### Exercise aim
Verbatim output of all the material below is required.

### Input material
========

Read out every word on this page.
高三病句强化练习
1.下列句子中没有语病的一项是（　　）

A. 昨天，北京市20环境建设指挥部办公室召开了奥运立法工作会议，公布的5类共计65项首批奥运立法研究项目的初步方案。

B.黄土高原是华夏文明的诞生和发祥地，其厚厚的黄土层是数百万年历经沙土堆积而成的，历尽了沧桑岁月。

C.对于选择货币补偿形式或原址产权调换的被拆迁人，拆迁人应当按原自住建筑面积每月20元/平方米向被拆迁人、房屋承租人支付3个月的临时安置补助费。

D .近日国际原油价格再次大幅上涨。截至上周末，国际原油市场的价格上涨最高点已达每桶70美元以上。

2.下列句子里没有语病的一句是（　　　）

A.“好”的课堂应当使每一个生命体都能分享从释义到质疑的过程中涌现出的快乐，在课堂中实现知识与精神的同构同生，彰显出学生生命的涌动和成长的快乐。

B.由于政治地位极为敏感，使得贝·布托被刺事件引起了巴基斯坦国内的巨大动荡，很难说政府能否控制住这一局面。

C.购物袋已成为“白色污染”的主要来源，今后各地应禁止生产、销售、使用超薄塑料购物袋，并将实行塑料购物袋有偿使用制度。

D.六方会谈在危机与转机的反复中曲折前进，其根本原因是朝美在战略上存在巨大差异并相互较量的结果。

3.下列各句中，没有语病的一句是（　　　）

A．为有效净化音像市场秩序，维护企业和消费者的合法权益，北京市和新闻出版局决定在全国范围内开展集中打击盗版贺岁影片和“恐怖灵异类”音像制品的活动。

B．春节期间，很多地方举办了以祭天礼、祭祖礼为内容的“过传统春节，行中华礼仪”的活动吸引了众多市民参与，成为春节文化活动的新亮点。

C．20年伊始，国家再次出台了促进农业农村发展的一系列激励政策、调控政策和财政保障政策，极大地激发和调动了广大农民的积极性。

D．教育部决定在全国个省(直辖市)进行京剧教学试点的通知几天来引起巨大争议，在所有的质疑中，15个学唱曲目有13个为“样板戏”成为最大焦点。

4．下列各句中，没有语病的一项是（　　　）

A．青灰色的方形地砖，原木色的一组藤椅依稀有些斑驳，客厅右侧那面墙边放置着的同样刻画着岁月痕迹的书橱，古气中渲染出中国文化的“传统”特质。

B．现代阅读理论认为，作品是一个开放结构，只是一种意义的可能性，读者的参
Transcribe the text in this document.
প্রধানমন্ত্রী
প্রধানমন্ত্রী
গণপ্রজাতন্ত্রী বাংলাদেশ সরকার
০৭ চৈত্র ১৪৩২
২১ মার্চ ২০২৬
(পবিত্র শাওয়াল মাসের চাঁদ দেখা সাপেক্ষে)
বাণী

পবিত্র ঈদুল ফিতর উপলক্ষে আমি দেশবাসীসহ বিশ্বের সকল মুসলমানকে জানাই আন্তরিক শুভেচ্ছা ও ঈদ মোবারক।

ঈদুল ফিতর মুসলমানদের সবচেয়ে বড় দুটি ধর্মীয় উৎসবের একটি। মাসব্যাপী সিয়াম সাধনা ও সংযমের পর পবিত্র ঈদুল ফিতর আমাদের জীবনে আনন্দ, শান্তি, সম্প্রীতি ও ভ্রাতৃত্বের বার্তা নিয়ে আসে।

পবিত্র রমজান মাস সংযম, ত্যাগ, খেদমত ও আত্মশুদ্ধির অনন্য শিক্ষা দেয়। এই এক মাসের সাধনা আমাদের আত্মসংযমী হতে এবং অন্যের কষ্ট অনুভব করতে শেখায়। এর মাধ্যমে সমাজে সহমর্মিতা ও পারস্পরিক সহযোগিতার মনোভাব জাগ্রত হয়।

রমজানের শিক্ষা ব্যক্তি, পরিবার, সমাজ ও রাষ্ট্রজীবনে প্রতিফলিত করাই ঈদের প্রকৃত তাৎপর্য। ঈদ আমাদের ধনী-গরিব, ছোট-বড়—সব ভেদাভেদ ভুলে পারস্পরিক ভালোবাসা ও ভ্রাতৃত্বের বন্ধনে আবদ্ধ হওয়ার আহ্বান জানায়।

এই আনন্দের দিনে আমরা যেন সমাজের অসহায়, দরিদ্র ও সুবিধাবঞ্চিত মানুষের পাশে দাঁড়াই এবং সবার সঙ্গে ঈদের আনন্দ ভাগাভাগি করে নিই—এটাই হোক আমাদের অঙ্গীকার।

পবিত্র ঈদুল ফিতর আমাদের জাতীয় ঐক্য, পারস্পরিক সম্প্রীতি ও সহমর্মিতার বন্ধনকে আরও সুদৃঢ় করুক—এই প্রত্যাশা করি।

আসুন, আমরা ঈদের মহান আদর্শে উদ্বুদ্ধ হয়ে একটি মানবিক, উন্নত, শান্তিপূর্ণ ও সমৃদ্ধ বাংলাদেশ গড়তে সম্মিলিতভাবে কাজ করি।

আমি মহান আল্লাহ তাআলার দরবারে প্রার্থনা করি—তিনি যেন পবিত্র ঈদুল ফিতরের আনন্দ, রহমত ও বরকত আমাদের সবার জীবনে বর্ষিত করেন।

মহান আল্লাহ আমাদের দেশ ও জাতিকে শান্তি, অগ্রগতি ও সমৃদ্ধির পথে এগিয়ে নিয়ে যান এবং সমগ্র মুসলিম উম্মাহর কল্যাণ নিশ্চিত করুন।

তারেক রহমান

========

### Right answer
Read out every word on this page.
高三病句强化练习
1.下列句子中没有语病的一项是（　　）

A. 昨天，北京市20环境建设指挥部办公室召开了奥运立法工作会议，公布的5类共计65项首批奥运立法研究项目的初步方案。

B.黄土高原是华夏文明的诞生和发祥地，其厚厚的黄土层是数百万年历经沙土堆积而成的，历尽了沧桑岁月。

C.对于选择货币补偿形式或原址产权调换的被拆迁人，拆迁人应当按原自住建筑面积每月20元/平方米向被拆迁人、房屋承租人支付3个月的临时安置补助费。

D .近日国际原油价格再次大幅上涨。截至上周末，国际原油市场的价格上涨最高点已达每桶70美元以上。

2.下列句子里没有语病的一句是（　　　）

A.“好”的课堂应当使每一个生命体都能分享从释义到质疑的过程中涌现出的快乐，在课堂中实现知识与精神的同构同生，彰显出学生生命的涌动和成长的快乐。

B.由于政治地位极为敏感，使得贝·布托被刺事件引起了巴基斯坦国内的巨大动荡，很难说政府能否控制住这一局面。

C.购物袋已成为“白色污染”的主要来源，今后各地应禁止生产、销售、使用超薄塑料购物袋，并将实行塑料购物袋有偿使用制度。

D.六方会谈在危机与转机的反复中曲折前进，其根本原因是朝美在战略上存在巨大差异并相互较量的结果。

3.下列各句中，没有语病的一句是（　　　）

A．为有效净化音像市场秩序，维护企业和消费者的合法权益，北京市和新闻出版局决定在全国范围内开展集中打击盗版贺岁影片和“恐怖灵异类”音像制品的活动。

B．春节期间，很多地方举办了以祭天礼、祭祖礼为内容的“过传统春节，行中华礼仪”的活动吸引了众多市民参与，成为春节文化活动的新亮点。

C．20年伊始，国家再次出台了促进农业农村发展的一系列激励政策、调控政策和财政保障政策，极大地激发和调动了广大农民的积极性。

D．教育部决定在全国个省(直辖市)进行京剧教学试点的通知几天来引起巨大争议，在所有的质疑中，15个学唱曲目有13个为“样板戏”成为最大焦点。

4．下列各句中，没有语病的一项是（　　　）

A．青灰色的方形地砖，原木色的一组藤椅依稀有些斑驳，客厅右侧那面墙边放置着的同样刻画着岁月痕迹的书橱，古气中渲染出中国文化的“传统”特质。

B．现代阅读理论认为，作品是一个开放结构，只是一种意义的可能性，读者的参
Transcribe the text in this document.
প্রধানমন্ত্রী
প্রধানমন্ত্রী
গণপ্রজাতন্ত্রী বাংলাদেশ সরকার
০৭ চৈত্র ১৪৩২
২১ মার্চ ২০২৬
(পবিত্র শাওয়াল মাসের চাঁদ দেখা সাপেক্ষে)
বাণী

পবিত্র ঈদুল ফিতর উপলক্ষে আমি দেশবাসীসহ বিশ্বের সকল মুসলমানকে জানাই আন্তরিক শুভেচ্ছা ও ঈদ মোবারক।

ঈদুল ফিতর মুসলমানদের সবচেয়ে বড় দুটি ধর্মীয় উৎসবের একটি। মাসব্যাপী সিয়াম সাধনা ও সংযমের পর পবিত্র ঈদুল ফিতর আমাদের জীবনে আনন্দ, শান্তি, সম্প্রীতি ও ভ্রাতৃত্বের বার্তা নিয়ে আসে।

পবিত্র রমজান মাস সংযম, ত্যাগ, খেদমত ও আত্মশুদ্ধির অনন্য শিক্ষা দেয়। এই এক মাসের সাধনা আমাদের আত্মসংযমী হতে এবং অন্যের কষ্ট অনুভব করতে শেখায়। এর মাধ্যমে সমাজে সহমর্মিতা ও পারস্পরিক সহযোগিতার মনোভাব জাগ্রত হয়।

রমজানের শিক্ষা ব্যক্তি, পরিবার, সমাজ ও রাষ্ট্রজীবনে প্রতিফলিত করাই ঈদের প্রকৃত তাৎপর্য। ঈদ আমাদের ধনী-গরিব, ছোট-বড়—সব ভেদাভেদ ভুলে পারস্পরিক ভালোবাসা ও ভ্রাতৃত্বের বন্ধনে আবদ্ধ হওয়ার আহ্বান জানায়।

এই আনন্দের দিনে আমরা যেন সমাজের অসহায়, দরিদ্র ও সুবিধাবঞ্চিত মানুষের পাশে দাঁড়াই এবং সবার সঙ্গে ঈদের আনন্দ ভাগাভাগি করে নিই—এটাই হোক আমাদের অঙ্গীকার।

পবিত্র ঈদুল ফিতর আমাদের জাতীয় ঐক্য, পারস্পরিক সম্প্রীতি ও সহমর্মিতার বন্ধনকে আরও সুদৃঢ় করুক—এই প্রত্যাশা করি।

আসুন, আমরা ঈদের মহান আদর্শে উদ্বুদ্ধ হয়ে একটি মানবিক, উন্নত, শান্তিপূর্ণ ও সমৃদ্ধ বাংলাদেশ গড়তে সম্মিলিতভাবে কাজ করি।

আমি মহান আল্লাহ তাআলার দরবারে প্রার্থনা করি—তিনি যেন পবিত্র ঈদুল ফিতরের আনন্দ, রহমত ও বরকত আমাদের সবার জীবনে বর্ষিত করেন।

মহান আল্লাহ আমাদের দেশ ও জাতিকে শান্তি, অগ্রগতি ও সমৃদ্ধির পথে এগিয়ে নিয়ে যান এবং সমগ্র মুসলিম উম্মাহর কল্যাণ নিশ্চিত করুন।

তারেক রহমান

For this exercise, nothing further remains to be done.